* _Task to complete_
Search the material below for the word "band" and copy every line in which it occurs.

* _Dataset rows_
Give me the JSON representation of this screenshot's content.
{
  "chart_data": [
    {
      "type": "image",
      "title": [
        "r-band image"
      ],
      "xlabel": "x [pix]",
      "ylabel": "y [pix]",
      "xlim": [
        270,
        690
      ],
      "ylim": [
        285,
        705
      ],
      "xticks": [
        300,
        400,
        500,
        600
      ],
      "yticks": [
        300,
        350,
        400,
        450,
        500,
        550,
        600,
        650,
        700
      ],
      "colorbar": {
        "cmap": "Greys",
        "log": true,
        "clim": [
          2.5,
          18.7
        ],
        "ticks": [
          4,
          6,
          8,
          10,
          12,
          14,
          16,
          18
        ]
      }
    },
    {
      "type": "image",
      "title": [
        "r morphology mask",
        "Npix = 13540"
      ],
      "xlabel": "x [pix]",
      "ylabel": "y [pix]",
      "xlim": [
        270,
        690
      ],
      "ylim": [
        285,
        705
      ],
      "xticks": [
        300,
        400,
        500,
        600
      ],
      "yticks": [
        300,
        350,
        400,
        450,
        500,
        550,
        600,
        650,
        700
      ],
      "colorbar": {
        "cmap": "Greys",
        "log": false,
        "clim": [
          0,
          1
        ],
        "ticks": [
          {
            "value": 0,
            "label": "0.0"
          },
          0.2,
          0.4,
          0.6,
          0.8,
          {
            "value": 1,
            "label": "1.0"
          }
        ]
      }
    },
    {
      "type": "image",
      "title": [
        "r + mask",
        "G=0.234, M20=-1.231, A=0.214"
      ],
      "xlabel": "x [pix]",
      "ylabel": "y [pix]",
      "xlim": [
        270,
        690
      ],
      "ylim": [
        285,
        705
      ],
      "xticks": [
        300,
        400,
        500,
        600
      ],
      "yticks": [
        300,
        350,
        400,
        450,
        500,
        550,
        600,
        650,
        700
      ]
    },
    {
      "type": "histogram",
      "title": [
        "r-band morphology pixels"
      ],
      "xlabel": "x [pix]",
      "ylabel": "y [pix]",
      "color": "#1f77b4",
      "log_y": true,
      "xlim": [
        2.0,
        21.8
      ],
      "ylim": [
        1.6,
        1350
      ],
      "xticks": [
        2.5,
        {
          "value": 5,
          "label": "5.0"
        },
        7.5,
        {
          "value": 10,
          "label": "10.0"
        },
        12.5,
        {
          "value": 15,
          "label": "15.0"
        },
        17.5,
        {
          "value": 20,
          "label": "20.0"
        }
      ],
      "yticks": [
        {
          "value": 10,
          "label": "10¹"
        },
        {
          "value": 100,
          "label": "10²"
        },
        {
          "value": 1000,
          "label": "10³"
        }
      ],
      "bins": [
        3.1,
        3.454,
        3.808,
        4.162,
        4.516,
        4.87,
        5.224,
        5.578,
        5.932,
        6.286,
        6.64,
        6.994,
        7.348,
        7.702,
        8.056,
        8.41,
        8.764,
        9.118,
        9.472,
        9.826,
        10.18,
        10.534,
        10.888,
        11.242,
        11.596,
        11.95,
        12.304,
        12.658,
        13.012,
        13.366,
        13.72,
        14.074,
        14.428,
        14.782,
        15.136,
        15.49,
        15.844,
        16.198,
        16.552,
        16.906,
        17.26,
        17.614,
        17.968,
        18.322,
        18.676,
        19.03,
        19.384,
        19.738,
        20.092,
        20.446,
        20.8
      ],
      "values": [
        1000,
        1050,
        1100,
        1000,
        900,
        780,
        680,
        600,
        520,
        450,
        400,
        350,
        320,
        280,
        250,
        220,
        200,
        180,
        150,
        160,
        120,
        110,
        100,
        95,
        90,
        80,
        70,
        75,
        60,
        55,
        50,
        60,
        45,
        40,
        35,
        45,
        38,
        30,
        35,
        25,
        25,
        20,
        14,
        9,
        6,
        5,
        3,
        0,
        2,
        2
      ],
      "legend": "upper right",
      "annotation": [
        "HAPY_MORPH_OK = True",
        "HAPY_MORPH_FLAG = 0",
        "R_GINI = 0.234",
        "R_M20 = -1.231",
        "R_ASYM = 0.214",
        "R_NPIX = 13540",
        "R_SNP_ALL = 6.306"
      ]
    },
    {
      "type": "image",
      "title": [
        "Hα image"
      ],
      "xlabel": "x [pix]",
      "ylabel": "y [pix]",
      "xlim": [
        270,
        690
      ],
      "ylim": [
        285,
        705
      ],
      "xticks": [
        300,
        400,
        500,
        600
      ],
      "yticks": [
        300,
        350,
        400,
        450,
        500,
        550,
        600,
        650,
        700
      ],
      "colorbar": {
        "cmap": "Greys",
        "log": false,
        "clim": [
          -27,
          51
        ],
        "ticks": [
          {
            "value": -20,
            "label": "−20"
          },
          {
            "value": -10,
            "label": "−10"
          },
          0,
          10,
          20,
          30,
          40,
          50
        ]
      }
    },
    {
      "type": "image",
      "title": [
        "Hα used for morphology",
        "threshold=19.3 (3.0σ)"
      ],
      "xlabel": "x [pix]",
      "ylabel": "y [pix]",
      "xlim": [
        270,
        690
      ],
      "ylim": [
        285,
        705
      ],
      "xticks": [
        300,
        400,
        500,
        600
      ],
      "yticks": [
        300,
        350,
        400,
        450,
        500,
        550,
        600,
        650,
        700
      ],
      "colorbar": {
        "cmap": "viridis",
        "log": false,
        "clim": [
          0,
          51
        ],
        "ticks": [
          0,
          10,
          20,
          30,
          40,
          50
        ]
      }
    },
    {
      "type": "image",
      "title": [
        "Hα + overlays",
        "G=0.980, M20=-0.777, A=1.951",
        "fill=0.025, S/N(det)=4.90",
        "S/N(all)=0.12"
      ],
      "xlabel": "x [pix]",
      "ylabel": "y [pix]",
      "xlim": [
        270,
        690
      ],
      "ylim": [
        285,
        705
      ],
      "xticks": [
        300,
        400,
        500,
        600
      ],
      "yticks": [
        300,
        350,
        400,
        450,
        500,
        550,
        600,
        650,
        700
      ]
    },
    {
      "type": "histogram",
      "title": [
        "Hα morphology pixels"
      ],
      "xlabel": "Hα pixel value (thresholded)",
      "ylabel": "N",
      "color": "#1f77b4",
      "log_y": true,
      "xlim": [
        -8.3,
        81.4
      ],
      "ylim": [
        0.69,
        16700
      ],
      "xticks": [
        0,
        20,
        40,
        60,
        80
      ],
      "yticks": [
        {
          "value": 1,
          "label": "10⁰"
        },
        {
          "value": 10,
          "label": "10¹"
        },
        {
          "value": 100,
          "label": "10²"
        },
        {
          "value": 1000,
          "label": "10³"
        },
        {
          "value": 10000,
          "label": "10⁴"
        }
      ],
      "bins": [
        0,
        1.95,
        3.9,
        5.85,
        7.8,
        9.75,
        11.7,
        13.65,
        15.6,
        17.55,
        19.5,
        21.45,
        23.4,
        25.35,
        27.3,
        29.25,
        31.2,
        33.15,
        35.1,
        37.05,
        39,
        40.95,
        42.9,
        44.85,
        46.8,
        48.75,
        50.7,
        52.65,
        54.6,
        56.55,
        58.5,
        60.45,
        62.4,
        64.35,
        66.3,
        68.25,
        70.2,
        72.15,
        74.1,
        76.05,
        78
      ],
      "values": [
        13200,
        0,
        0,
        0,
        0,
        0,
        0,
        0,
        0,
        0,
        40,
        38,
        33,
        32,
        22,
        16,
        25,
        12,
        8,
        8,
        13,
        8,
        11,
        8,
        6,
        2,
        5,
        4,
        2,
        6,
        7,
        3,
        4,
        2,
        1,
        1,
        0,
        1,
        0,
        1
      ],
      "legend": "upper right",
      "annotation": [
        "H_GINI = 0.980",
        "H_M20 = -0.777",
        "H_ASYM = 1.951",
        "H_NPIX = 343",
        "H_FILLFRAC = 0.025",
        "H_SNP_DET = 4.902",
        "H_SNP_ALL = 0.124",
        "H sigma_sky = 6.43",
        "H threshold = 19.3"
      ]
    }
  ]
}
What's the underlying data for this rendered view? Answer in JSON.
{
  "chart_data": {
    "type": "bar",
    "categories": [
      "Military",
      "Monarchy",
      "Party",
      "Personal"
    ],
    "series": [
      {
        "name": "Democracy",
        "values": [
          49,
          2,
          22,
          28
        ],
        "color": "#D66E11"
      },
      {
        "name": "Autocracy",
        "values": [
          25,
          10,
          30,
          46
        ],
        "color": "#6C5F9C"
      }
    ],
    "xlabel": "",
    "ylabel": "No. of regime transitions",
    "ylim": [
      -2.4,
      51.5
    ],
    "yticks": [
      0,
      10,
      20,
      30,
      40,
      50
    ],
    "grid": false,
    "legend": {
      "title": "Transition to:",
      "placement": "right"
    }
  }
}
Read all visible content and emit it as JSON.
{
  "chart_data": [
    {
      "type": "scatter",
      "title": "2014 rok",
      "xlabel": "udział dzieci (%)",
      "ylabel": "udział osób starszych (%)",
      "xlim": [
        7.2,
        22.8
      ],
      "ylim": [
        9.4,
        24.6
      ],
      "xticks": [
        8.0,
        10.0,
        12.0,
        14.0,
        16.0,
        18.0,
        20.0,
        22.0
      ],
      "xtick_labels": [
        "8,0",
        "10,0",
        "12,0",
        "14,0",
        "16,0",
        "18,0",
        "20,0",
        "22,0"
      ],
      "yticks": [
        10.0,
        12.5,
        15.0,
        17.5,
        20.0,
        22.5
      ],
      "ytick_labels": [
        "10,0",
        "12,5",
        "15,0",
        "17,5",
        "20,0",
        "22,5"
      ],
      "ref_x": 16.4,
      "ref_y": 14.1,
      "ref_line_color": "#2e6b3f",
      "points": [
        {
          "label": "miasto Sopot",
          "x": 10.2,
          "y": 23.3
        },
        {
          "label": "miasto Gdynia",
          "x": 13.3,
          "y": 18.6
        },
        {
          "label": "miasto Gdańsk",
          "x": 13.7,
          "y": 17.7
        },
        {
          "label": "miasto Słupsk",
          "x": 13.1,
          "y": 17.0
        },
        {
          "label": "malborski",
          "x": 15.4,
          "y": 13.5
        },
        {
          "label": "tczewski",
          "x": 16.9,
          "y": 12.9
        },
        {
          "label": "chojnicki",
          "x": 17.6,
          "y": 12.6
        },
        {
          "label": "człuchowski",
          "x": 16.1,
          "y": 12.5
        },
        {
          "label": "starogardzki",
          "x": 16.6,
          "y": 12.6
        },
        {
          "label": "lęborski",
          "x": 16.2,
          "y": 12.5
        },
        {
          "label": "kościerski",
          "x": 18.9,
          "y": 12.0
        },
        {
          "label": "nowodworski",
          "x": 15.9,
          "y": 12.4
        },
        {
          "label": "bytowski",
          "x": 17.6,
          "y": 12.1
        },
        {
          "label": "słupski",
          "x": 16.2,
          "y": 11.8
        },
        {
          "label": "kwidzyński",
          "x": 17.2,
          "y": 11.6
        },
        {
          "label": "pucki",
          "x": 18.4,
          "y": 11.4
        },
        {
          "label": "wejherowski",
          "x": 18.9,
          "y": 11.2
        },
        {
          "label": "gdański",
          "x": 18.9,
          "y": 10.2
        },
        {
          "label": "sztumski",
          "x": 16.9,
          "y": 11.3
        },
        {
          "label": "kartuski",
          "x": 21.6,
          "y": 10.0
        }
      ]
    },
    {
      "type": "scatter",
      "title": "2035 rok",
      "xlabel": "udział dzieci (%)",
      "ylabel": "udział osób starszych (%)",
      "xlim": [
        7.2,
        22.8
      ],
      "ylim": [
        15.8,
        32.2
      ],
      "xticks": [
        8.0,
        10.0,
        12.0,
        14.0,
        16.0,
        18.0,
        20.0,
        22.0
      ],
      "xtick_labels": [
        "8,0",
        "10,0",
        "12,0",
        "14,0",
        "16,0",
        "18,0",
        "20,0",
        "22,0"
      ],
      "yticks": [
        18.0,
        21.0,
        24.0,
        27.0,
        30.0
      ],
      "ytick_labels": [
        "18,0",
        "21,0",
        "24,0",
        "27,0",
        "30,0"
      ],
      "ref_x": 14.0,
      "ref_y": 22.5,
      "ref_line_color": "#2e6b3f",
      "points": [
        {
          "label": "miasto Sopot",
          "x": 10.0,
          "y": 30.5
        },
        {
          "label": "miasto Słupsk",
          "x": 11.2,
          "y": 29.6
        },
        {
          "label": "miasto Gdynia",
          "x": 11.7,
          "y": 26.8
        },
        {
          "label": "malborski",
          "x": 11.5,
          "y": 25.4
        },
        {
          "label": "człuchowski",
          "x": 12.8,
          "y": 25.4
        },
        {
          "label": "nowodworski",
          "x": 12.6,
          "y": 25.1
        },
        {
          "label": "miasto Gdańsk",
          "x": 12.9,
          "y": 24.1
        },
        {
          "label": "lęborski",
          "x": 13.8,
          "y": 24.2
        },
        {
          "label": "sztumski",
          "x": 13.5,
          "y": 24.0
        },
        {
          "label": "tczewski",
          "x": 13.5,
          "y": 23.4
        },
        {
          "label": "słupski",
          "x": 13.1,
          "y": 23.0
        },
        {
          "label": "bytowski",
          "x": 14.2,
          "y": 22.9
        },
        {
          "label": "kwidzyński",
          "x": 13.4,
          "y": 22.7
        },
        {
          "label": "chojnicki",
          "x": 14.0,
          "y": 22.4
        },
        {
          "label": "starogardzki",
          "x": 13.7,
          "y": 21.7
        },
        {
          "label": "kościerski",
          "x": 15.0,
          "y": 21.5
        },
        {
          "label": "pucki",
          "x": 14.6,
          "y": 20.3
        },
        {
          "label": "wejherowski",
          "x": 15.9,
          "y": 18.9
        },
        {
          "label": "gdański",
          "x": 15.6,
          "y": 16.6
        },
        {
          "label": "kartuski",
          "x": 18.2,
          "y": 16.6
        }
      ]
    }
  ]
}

* _Solution for this exercise_
        "r-band image"
        "r-band morphology pixels"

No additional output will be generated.